START LISTED RECORDS

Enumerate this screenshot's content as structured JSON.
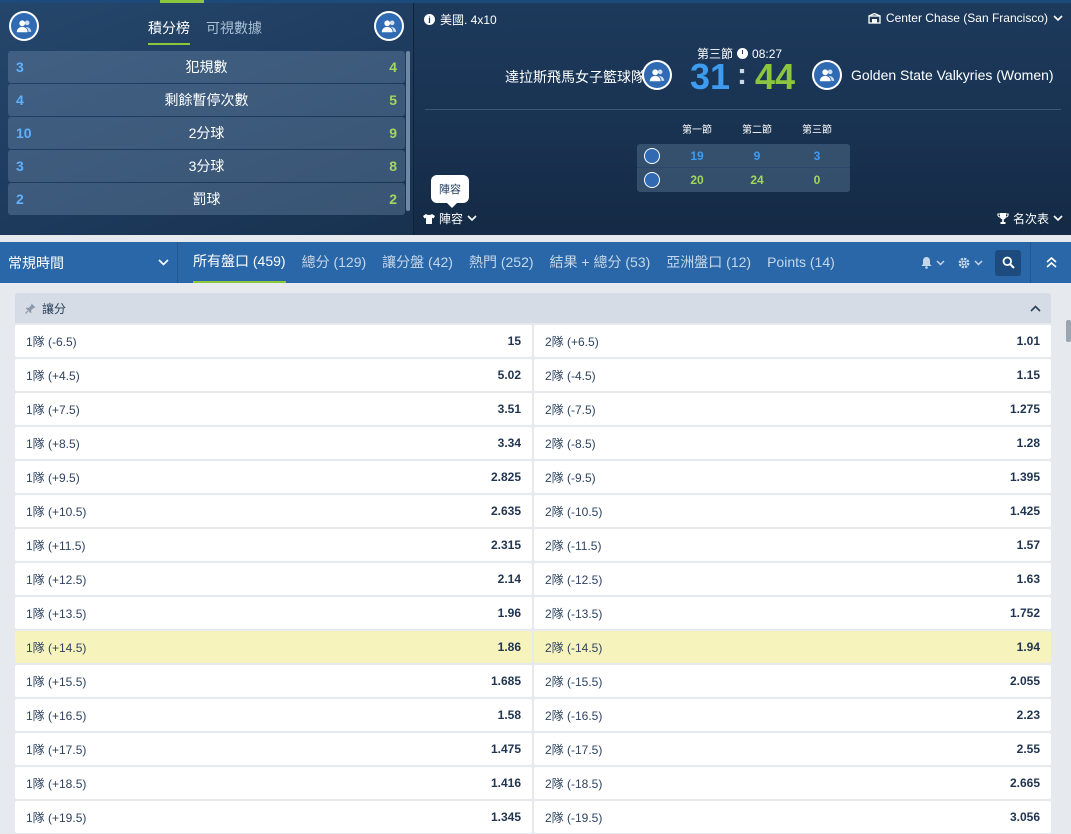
{
  "stats_panel": {
    "tabs": [
      {
        "label": "積分榜",
        "active": true
      },
      {
        "label": "可視數據",
        "active": false
      }
    ],
    "rows": [
      {
        "home": "3",
        "label": "犯規數",
        "away": "4"
      },
      {
        "home": "4",
        "label": "剩餘暫停次數",
        "away": "5"
      },
      {
        "home": "10",
        "label": "2分球",
        "away": "9"
      },
      {
        "home": "3",
        "label": "3分球",
        "away": "8"
      },
      {
        "home": "2",
        "label": "罰球",
        "away": "2"
      }
    ]
  },
  "match": {
    "league": "美國. 4x10",
    "venue": "Center Chase (San Francisco)",
    "period": "第三節",
    "clock": "08:27",
    "home_team": "達拉斯飛馬女子籃球隊",
    "away_team": "Golden State Valkyries (Women)",
    "home_score": "31",
    "separator": ":",
    "away_score": "44",
    "period_headers": [
      "第一節",
      "第二節",
      "第三節"
    ],
    "home_periods": [
      "19",
      "9",
      "3"
    ],
    "away_periods": [
      "20",
      "24",
      "0"
    ],
    "tooltip": "陣容",
    "lineup_label": "陣容",
    "ranking_label": "名次表"
  },
  "tabbar": {
    "period_select": "常規時間",
    "tabs": [
      {
        "label": "所有盤口 (459)",
        "active": true
      },
      {
        "label": "總分 (129)",
        "active": false
      },
      {
        "label": "讓分盤 (42)",
        "active": false
      },
      {
        "label": "熱門 (252)",
        "active": false
      },
      {
        "label": "結果 + 總分 (53)",
        "active": false
      },
      {
        "label": "亞洲盤口 (12)",
        "active": false
      },
      {
        "label": "Points (14)",
        "active": false
      }
    ]
  },
  "market": {
    "title": "讓分",
    "rows": [
      {
        "l_label": "1隊 (-6.5)",
        "l_odd": "15",
        "r_label": "2隊 (+6.5)",
        "r_odd": "1.01"
      },
      {
        "l_label": "1隊 (+4.5)",
        "l_odd": "5.02",
        "r_label": "2隊 (-4.5)",
        "r_odd": "1.15"
      },
      {
        "l_label": "1隊 (+7.5)",
        "l_odd": "3.51",
        "r_label": "2隊 (-7.5)",
        "r_odd": "1.275"
      },
      {
        "l_label": "1隊 (+8.5)",
        "l_odd": "3.34",
        "r_label": "2隊 (-8.5)",
        "r_odd": "1.28"
      },
      {
        "l_label": "1隊 (+9.5)",
        "l_odd": "2.825",
        "r_label": "2隊 (-9.5)",
        "r_odd": "1.395"
      },
      {
        "l_label": "1隊 (+10.5)",
        "l_odd": "2.635",
        "r_label": "2隊 (-10.5)",
        "r_odd": "1.425"
      },
      {
        "l_label": "1隊 (+11.5)",
        "l_odd": "2.315",
        "r_label": "2隊 (-11.5)",
        "r_odd": "1.57"
      },
      {
        "l_label": "1隊 (+12.5)",
        "l_odd": "2.14",
        "r_label": "2隊 (-12.5)",
        "r_odd": "1.63"
      },
      {
        "l_label": "1隊 (+13.5)",
        "l_odd": "1.96",
        "r_label": "2隊 (-13.5)",
        "r_odd": "1.752"
      },
      {
        "l_label": "1隊 (+14.5)",
        "l_odd": "1.86",
        "r_label": "2隊 (-14.5)",
        "r_odd": "1.94",
        "highlight": true
      },
      {
        "l_label": "1隊 (+15.5)",
        "l_odd": "1.685",
        "r_label": "2隊 (-15.5)",
        "r_odd": "2.055"
      },
      {
        "l_label": "1隊 (+16.5)",
        "l_odd": "1.58",
        "r_label": "2隊 (-16.5)",
        "r_odd": "2.23"
      },
      {
        "l_label": "1隊 (+17.5)",
        "l_odd": "1.475",
        "r_label": "2隊 (-17.5)",
        "r_odd": "2.55"
      },
      {
        "l_label": "1隊 (+18.5)",
        "l_odd": "1.416",
        "r_label": "2隊 (-18.5)",
        "r_odd": "2.665"
      },
      {
        "l_label": "1隊 (+19.5)",
        "l_odd": "1.345",
        "r_label": "2隊 (-19.5)",
        "r_odd": "3.056"
      }
    ]
  },
  "colors": {
    "accent_green": "#8cc63f",
    "home_blue": "#3d9cf0",
    "tabbar_blue": "#2a67a8",
    "highlight_yellow": "#f7f3bd"
  },
  "icons": [
    "team-avatar-icon",
    "info-icon",
    "stadium-icon",
    "clock-icon",
    "shirt-icon",
    "trophy-icon",
    "bell-icon",
    "gear-icon",
    "search-icon",
    "chevron-up-icon",
    "pin-icon"
  ]
}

END LISTED RECORDS

CHALLENGE: Print each of the records above exactly as written, leaving no picture in the copy.

WRITTEN RESPONSE:
Enumerate this screenshot's content as structured JSON.
{
  "stats_panel": {
    "tabs": [
      {
        "label": "積分榜",
        "active": true
      },
      {
        "label": "可視數據",
        "active": false
      }
    ],
    "rows": [
      {
        "home": "3",
        "label": "犯規數",
        "away": "4"
      },
      {
        "home": "4",
        "label": "剩餘暫停次數",
        "away": "5"
      },
      {
        "home": "10",
        "label": "2分球",
        "away": "9"
      },
      {
        "home": "3",
        "label": "3分球",
        "away": "8"
      },
      {
        "home": "2",
        "label": "罰球",
        "away": "2"
      }
    ]
  },
  "match": {
    "league": "美國. 4x10",
    "venue": "Center Chase (San Francisco)",
    "period": "第三節",
    "clock": "08:27",
    "home_team": "達拉斯飛馬女子籃球隊",
    "away_team": "Golden State Valkyries (Women)",
    "home_score": "31",
    "separator": ":",
    "away_score": "44",
    "period_headers": [
      "第一節",
      "第二節",
      "第三節"
    ],
    "home_periods": [
      "19",
      "9",
      "3"
    ],
    "away_periods": [
      "20",
      "24",
      "0"
    ],
    "tooltip": "陣容",
    "lineup_label": "陣容",
    "ranking_label": "名次表"
  },
  "tabbar": {
    "period_select": "常規時間",
    "tabs": [
      {
        "label": "所有盤口 (459)",
        "active": true
      },
      {
        "label": "總分 (129)",
        "active": false
      },
      {
        "label": "讓分盤 (42)",
        "active": false
      },
      {
        "label": "熱門 (252)",
        "active": false
      },
      {
        "label": "結果 + 總分 (53)",
        "active": false
      },
      {
        "label": "亞洲盤口 (12)",
        "active": false
      },
      {
        "label": "Points (14)",
        "active": false
      }
    ]
  },
  "market": {
    "title": "讓分",
    "rows": [
      {
        "l_label": "1隊 (-6.5)",
        "l_odd": "15",
        "r_label": "2隊 (+6.5)",
        "r_odd": "1.01"
      },
      {
        "l_label": "1隊 (+4.5)",
        "l_odd": "5.02",
        "r_label": "2隊 (-4.5)",
        "r_odd": "1.15"
      },
      {
        "l_label": "1隊 (+7.5)",
        "l_odd": "3.51",
        "r_label": "2隊 (-7.5)",
        "r_odd": "1.275"
      },
      {
        "l_label": "1隊 (+8.5)",
        "l_odd": "3.34",
        "r_label": "2隊 (-8.5)",
        "r_odd": "1.28"
      },
      {
        "l_label": "1隊 (+9.5)",
        "l_odd": "2.825",
        "r_label": "2隊 (-9.5)",
        "r_odd": "1.395"
      },
      {
        "l_label": "1隊 (+10.5)",
        "l_odd": "2.635",
        "r_label": "2隊 (-10.5)",
        "r_odd": "1.425"
      },
      {
        "l_label": "1隊 (+11.5)",
        "l_odd": "2.315",
        "r_label": "2隊 (-11.5)",
        "r_odd": "1.57"
      },
      {
        "l_label": "1隊 (+12.5)",
        "l_odd": "2.14",
        "r_label": "2隊 (-12.5)",
        "r_odd": "1.63"
      },
      {
        "l_label": "1隊 (+13.5)",
        "l_odd": "1.96",
        "r_label": "2隊 (-13.5)",
        "r_odd": "1.752"
      },
      {
        "l_label": "1隊 (+14.5)",
        "l_odd": "1.86",
        "r_label": "2隊 (-14.5)",
        "r_odd": "1.94",
        "highlight": true
      },
      {
        "l_label": "1隊 (+15.5)",
        "l_odd": "1.685",
        "r_label": "2隊 (-15.5)",
        "r_odd": "2.055"
      },
      {
        "l_label": "1隊 (+16.5)",
        "l_odd": "1.58",
        "r_label": "2隊 (-16.5)",
        "r_odd": "2.23"
      },
      {
        "l_label": "1隊 (+17.5)",
        "l_odd": "1.475",
        "r_label": "2隊 (-17.5)",
        "r_odd": "2.55"
      },
      {
        "l_label": "1隊 (+18.5)",
        "l_odd": "1.416",
        "r_label": "2隊 (-18.5)",
        "r_odd": "2.665"
      },
      {
        "l_label": "1隊 (+19.5)",
        "l_odd": "1.345",
        "r_label": "2隊 (-19.5)",
        "r_odd": "3.056"
      }
    ]
  },
  "colors": {
    "accent_green": "#8cc63f",
    "home_blue": "#3d9cf0",
    "tabbar_blue": "#2a67a8",
    "highlight_yellow": "#f7f3bd"
  },
  "icons": [
    "team-avatar-icon",
    "info-icon",
    "stadium-icon",
    "clock-icon",
    "shirt-icon",
    "trophy-icon",
    "bell-icon",
    "gear-icon",
    "search-icon",
    "chevron-up-icon",
    "pin-icon"
  ]
}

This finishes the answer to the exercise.